Records excerpted from a collection
::::::::::
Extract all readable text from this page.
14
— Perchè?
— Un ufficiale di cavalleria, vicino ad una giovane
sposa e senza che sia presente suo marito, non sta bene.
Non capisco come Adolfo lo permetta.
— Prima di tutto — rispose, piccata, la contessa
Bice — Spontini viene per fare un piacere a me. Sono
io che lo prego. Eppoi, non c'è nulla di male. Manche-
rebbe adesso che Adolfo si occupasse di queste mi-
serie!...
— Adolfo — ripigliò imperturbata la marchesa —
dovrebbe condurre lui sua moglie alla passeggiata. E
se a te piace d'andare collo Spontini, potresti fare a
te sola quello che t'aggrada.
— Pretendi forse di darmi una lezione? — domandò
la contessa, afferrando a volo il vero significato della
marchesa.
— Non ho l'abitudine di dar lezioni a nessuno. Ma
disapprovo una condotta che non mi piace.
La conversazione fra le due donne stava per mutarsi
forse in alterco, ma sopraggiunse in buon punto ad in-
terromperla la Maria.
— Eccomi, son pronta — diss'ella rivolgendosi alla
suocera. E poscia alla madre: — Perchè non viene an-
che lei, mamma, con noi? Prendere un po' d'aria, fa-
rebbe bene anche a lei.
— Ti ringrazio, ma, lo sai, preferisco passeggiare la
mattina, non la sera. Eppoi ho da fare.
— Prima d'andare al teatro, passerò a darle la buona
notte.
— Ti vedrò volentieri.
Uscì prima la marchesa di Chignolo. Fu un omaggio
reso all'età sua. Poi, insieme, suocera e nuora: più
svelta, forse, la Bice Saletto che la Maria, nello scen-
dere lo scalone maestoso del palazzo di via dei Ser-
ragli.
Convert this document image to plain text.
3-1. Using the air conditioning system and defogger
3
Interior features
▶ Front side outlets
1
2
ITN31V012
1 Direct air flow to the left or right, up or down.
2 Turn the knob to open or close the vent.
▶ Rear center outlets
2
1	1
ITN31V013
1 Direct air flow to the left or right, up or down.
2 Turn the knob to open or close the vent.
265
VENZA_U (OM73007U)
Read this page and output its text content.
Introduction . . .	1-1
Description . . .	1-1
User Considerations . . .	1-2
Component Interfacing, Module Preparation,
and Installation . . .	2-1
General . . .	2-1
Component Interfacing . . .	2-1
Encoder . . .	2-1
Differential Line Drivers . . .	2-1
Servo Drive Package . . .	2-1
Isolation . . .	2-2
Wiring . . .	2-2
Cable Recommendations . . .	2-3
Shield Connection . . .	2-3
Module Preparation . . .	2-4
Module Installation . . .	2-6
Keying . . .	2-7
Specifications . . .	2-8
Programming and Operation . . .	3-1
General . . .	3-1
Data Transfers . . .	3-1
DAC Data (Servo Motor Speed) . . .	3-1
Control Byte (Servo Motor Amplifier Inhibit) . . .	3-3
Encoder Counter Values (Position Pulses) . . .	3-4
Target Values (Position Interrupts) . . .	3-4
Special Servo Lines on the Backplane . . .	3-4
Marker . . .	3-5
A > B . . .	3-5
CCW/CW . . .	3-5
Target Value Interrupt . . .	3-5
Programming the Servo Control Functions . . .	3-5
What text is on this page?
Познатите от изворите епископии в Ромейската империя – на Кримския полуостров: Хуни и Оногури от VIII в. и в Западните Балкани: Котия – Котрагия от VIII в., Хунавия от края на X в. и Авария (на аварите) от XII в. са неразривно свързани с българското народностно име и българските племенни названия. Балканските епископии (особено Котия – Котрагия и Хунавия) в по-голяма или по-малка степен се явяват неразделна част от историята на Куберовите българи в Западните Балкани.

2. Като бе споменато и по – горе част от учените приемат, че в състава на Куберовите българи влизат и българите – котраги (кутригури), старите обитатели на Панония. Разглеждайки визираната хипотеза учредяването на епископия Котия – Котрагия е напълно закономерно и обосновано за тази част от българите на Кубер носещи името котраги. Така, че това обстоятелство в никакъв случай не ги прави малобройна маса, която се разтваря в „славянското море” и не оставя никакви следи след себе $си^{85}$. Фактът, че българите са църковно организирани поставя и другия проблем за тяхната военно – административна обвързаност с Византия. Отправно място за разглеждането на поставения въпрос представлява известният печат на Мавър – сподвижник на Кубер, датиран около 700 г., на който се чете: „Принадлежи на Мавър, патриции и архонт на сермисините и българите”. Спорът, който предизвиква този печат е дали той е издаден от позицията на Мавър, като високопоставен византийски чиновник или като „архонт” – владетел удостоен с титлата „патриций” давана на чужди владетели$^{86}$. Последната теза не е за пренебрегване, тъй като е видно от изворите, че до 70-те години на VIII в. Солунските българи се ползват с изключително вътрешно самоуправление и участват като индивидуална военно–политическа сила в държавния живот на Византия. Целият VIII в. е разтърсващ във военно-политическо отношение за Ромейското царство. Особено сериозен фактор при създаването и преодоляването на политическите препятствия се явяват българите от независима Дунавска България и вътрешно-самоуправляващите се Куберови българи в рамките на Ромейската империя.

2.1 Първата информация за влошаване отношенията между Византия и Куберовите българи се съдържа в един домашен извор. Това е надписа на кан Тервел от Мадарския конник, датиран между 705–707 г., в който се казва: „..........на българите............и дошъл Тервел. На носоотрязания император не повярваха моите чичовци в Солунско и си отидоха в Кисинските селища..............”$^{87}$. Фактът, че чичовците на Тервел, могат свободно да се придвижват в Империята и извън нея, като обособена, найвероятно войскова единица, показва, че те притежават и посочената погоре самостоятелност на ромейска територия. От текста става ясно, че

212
::::::::::
= SET EXERCISE =
Copy the material above verbatim.

= EXERCISE OUTPUT =
Extract all readable text from this page.
14
— Perchè?
— Un ufficiale di cavalleria, vicino ad una giovane
sposa e senza che sia presente suo marito, non sta bene.
Non capisco come Adolfo lo permetta.
— Prima di tutto — rispose, piccata, la contessa
Bice — Spontini viene per fare un piacere a me. Sono
io che lo prego. Eppoi, non c'è nulla di male. Manche-
rebbe adesso che Adolfo si occupasse di queste mi-
serie!...
— Adolfo — ripigliò imperturbata la marchesa —
dovrebbe condurre lui sua moglie alla passeggiata. E
se a te piace d'andare collo Spontini, potresti fare a
te sola quello che t'aggrada.
— Pretendi forse di darmi una lezione? — domandò
la contessa, afferrando a volo il vero significato della
marchesa.
— Non ho l'abitudine di dar lezioni a nessuno. Ma
disapprovo una condotta che non mi piace.
La conversazione fra le due donne stava per mutarsi
forse in alterco, ma sopraggiunse in buon punto ad in-
terromperla la Maria.
— Eccomi, son pronta — diss'ella rivolgendosi alla
suocera. E poscia alla madre: — Perchè non viene an-
che lei, mamma, con noi? Prendere un po' d'aria, fa-
rebbe bene anche a lei.
— Ti ringrazio, ma, lo sai, preferisco passeggiare la
mattina, non la sera. Eppoi ho da fare.
— Prima d'andare al teatro, passerò a darle la buona
notte.
— Ti vedrò volentieri.
Uscì prima la marchesa di Chignolo. Fu un omaggio
reso all'età sua. Poi, insieme, suocera e nuora: più
svelta, forse, la Bice Saletto che la Maria, nello scen-
dere lo scalone maestoso del palazzo di via dei Ser-
ragli.
Convert this document image to plain text.
3-1. Using the air conditioning system and defogger
3
Interior features
▶ Front side outlets
1
2
ITN31V012
1 Direct air flow to the left or right, up or down.
2 Turn the knob to open or close the vent.
▶ Rear center outlets
2
1	1
ITN31V013
1 Direct air flow to the left or right, up or down.
2 Turn the knob to open or close the vent.
265
VENZA_U (OM73007U)
Read this page and output its text content.
Introduction . . .	1-1
Description . . .	1-1
User Considerations . . .	1-2
Component Interfacing, Module Preparation,
and Installation . . .	2-1
General . . .	2-1
Component Interfacing . . .	2-1
Encoder . . .	2-1
Differential Line Drivers . . .	2-1
Servo Drive Package . . .	2-1
Isolation . . .	2-2
Wiring . . .	2-2
Cable Recommendations . . .	2-3
Shield Connection . . .	2-3
Module Preparation . . .	2-4
Module Installation . . .	2-6
Keying . . .	2-7
Specifications . . .	2-8
Programming and Operation . . .	3-1
General . . .	3-1
Data Transfers . . .	3-1
DAC Data (Servo Motor Speed) . . .	3-1
Control Byte (Servo Motor Amplifier Inhibit) . . .	3-3
Encoder Counter Values (Position Pulses) . . .	3-4
Target Values (Position Interrupts) . . .	3-4
Special Servo Lines on the Backplane . . .	3-4
Marker . . .	3-5
A > B . . .	3-5
CCW/CW . . .	3-5
Target Value Interrupt . . .	3-5
Programming the Servo Control Functions . . .	3-5
What text is on this page?
Познатите от изворите епископии в Ромейската империя – на Кримския полуостров: Хуни и Оногури от VIII в. и в Западните Балкани: Котия – Котрагия от VIII в., Хунавия от края на X в. и Авария (на аварите) от XII в. са неразривно свързани с българското народностно име и българските племенни названия. Балканските епископии (особено Котия – Котрагия и Хунавия) в по-голяма или по-малка степен се явяват неразделна част от историята на Куберовите българи в Западните Балкани.

2. Като бе споменато и по – горе част от учените приемат, че в състава на Куберовите българи влизат и българите – котраги (кутригури), старите обитатели на Панония. Разглеждайки визираната хипотеза учредяването на епископия Котия – Котрагия е напълно закономерно и обосновано за тази част от българите на Кубер носещи името котраги. Така, че това обстоятелство в никакъв случай не ги прави малобройна маса, която се разтваря в „славянското море” и не оставя никакви следи след себе $си^{85}$. Фактът, че българите са църковно организирани поставя и другия проблем за тяхната военно – административна обвързаност с Византия. Отправно място за разглеждането на поставения въпрос представлява известният печат на Мавър – сподвижник на Кубер, датиран около 700 г., на който се чете: „Принадлежи на Мавър, патриции и архонт на сермисините и българите”. Спорът, който предизвиква този печат е дали той е издаден от позицията на Мавър, като високопоставен византийски чиновник или като „архонт” – владетел удостоен с титлата „патриций” давана на чужди владетели$^{86}$. Последната теза не е за пренебрегване, тъй като е видно от изворите, че до 70-те години на VIII в. Солунските българи се ползват с изключително вътрешно самоуправление и участват като индивидуална военно–политическа сила в държавния живот на Византия. Целият VIII в. е разтърсващ във военно-политическо отношение за Ромейското царство. Особено сериозен фактор при създаването и преодоляването на политическите препятствия се явяват българите от независима Дунавска България и вътрешно-самоуправляващите се Куберови българи в рамките на Ромейската империя.

2.1 Първата информация за влошаване отношенията между Византия и Куберовите българи се съдържа в един домашен извор. Това е надписа на кан Тервел от Мадарския конник, датиран между 705–707 г., в който се казва: „..........на българите............и дошъл Тервел. На носоотрязания император не повярваха моите чичовци в Солунско и си отидоха в Кисинските селища..............”$^{87}$. Фактът, че чичовците на Тервел, могат свободно да се придвижват в Империята и извън нея, като обособена, найвероятно войскова единица, показва, че те притежават и посочената погоре самостоятелност на ромейска територия. От текста става ясно, че

212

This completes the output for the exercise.